▸ The request
Identify and pull out each line of the entries in which "socket" occurs.

[Extracted data entries]
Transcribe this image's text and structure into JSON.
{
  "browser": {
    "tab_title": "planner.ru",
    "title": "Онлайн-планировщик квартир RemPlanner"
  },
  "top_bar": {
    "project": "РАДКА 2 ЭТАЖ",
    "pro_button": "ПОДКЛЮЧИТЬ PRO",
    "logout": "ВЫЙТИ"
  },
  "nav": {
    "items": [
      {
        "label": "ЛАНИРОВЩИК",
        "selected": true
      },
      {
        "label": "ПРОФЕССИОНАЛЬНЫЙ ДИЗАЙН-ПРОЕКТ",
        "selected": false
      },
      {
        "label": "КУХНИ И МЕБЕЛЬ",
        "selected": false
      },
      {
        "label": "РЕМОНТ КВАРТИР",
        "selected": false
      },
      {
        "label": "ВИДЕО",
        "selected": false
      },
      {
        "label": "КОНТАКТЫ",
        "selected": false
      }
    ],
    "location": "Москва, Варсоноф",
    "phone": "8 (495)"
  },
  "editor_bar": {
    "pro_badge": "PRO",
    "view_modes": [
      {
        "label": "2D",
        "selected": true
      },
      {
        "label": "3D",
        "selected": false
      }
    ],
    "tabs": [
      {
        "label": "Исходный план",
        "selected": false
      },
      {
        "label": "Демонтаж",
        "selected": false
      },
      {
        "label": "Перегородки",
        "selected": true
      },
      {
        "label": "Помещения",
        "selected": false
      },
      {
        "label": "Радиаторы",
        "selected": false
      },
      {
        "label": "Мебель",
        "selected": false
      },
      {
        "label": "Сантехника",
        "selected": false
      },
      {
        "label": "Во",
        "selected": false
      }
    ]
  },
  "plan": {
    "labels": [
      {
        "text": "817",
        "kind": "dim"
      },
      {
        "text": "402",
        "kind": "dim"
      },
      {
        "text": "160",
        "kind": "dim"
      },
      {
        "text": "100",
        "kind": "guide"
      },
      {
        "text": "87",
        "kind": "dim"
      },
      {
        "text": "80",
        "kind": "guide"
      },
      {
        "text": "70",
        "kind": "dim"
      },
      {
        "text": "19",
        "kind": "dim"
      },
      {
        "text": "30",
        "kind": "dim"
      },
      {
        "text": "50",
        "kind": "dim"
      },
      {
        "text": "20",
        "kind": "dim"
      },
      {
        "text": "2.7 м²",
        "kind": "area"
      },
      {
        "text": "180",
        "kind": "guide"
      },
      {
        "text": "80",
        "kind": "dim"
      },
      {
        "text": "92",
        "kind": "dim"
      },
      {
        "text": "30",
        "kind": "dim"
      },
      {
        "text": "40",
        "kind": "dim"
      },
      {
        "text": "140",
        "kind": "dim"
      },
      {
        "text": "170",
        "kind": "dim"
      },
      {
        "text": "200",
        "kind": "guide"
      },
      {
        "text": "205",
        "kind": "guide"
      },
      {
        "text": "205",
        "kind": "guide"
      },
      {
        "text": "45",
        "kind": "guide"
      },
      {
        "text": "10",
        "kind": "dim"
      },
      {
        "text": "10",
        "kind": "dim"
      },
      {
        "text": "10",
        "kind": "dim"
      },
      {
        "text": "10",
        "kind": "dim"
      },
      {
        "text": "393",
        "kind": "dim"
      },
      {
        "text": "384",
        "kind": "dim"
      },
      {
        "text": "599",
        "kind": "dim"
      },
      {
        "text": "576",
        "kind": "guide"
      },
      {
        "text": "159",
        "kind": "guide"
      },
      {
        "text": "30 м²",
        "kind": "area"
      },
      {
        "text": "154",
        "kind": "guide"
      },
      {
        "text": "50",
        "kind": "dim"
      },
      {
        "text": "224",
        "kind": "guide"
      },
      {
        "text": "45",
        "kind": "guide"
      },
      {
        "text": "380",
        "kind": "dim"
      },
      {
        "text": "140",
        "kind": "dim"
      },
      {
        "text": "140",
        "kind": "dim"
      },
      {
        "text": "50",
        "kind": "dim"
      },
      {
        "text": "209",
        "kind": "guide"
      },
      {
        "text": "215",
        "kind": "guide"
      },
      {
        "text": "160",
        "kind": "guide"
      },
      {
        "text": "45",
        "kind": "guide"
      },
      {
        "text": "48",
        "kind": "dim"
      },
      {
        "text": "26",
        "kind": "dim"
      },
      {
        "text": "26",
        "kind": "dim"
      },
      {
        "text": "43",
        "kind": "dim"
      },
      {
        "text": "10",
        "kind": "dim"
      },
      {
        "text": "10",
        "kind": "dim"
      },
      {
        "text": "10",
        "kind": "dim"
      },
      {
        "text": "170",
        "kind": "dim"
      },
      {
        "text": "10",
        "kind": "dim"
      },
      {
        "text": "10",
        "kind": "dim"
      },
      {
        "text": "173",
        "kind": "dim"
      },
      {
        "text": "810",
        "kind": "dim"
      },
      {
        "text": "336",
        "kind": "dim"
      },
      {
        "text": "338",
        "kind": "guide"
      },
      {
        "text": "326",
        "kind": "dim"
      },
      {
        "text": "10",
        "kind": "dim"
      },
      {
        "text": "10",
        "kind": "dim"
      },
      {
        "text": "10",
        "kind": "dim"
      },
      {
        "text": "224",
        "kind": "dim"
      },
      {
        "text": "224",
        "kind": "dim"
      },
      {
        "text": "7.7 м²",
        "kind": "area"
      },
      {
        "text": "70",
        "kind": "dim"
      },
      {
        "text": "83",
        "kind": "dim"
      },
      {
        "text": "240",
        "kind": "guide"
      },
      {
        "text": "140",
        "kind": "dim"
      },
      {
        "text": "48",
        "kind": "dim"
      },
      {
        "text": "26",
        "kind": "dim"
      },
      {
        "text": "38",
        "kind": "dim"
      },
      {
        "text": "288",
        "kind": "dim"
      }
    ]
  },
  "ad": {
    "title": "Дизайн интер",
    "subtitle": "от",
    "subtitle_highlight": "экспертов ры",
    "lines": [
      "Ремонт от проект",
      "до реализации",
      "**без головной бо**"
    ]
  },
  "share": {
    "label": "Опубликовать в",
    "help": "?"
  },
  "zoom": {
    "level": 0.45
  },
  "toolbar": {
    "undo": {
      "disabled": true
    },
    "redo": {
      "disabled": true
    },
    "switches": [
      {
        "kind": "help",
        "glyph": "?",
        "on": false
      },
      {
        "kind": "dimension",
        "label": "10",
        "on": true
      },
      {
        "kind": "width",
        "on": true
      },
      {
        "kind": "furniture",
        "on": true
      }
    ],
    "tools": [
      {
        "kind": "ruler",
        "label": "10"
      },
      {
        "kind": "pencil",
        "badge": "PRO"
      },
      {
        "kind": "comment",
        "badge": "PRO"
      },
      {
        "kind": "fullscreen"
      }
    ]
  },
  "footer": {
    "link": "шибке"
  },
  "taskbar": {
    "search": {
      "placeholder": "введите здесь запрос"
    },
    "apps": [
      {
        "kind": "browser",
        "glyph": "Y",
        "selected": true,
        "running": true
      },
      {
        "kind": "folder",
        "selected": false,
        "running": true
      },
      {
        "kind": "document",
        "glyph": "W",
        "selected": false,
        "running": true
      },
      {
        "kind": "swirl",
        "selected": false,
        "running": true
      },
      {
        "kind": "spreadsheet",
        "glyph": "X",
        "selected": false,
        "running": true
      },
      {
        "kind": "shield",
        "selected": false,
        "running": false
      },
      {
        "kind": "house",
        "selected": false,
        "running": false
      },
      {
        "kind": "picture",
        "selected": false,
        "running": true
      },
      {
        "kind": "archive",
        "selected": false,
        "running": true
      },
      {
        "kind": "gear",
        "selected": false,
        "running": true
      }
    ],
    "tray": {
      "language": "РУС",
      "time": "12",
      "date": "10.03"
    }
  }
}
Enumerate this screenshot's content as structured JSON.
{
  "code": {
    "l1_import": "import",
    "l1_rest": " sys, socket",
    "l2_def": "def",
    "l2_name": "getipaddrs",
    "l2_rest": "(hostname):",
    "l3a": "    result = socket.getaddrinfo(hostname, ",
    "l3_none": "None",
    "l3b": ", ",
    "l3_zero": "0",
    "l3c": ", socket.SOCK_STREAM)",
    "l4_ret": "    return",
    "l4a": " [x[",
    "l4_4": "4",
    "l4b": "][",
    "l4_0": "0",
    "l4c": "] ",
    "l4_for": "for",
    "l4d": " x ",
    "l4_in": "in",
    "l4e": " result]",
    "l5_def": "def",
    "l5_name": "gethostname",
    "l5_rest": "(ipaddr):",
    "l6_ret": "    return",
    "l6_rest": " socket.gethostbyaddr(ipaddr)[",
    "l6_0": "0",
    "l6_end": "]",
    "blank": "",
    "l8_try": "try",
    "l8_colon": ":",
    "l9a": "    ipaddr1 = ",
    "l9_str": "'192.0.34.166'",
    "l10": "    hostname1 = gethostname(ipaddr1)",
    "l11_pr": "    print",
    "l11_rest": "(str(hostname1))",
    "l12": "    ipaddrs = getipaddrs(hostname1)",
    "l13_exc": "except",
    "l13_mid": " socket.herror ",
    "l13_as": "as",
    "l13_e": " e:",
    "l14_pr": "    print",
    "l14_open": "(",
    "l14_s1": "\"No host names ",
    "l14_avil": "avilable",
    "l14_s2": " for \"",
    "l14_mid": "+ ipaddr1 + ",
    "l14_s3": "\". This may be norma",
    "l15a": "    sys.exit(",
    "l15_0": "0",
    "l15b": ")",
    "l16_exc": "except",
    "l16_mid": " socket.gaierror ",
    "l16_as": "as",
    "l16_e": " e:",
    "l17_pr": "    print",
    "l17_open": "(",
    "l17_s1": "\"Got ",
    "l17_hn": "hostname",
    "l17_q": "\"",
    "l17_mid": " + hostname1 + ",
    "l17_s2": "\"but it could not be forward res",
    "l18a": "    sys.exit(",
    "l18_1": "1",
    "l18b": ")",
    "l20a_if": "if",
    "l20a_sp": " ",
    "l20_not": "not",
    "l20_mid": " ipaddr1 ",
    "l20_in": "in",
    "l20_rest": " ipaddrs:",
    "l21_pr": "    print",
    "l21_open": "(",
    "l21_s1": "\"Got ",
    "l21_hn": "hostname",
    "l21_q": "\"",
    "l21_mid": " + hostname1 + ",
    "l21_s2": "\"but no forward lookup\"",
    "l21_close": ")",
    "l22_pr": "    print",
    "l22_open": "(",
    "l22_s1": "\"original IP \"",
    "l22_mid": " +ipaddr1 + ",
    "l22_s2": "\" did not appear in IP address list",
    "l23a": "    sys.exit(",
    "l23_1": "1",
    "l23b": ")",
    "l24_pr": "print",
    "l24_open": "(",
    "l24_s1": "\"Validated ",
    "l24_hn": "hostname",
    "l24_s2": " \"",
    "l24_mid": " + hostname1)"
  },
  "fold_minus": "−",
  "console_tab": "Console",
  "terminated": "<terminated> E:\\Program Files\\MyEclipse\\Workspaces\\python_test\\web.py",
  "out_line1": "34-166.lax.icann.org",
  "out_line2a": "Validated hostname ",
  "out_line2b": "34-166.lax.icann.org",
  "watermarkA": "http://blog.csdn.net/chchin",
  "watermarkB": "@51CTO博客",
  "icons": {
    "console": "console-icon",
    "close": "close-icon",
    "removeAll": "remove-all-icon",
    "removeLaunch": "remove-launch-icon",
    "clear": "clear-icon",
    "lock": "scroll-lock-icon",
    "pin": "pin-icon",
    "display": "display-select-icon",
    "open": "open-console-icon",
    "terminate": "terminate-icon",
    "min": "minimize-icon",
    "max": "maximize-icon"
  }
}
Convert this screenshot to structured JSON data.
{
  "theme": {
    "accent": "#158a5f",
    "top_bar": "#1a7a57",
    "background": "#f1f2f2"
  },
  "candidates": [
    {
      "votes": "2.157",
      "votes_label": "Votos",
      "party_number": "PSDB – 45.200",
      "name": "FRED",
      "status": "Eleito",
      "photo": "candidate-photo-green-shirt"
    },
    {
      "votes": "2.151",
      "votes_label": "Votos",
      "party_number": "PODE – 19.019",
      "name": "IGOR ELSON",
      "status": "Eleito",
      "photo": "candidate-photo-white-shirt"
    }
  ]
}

▸ Written solution
    "l1_rest": " sys, socket",
    "l3a": "    result = socket.getaddrinfo(hostname, ",
    "l3c": ", socket.SOCK_STREAM)",
    "l6_rest": " socket.gethostbyaddr(ipaddr)[",
    "l13_mid": " socket.herror ",
    "l16_mid": " socket.gaierror ",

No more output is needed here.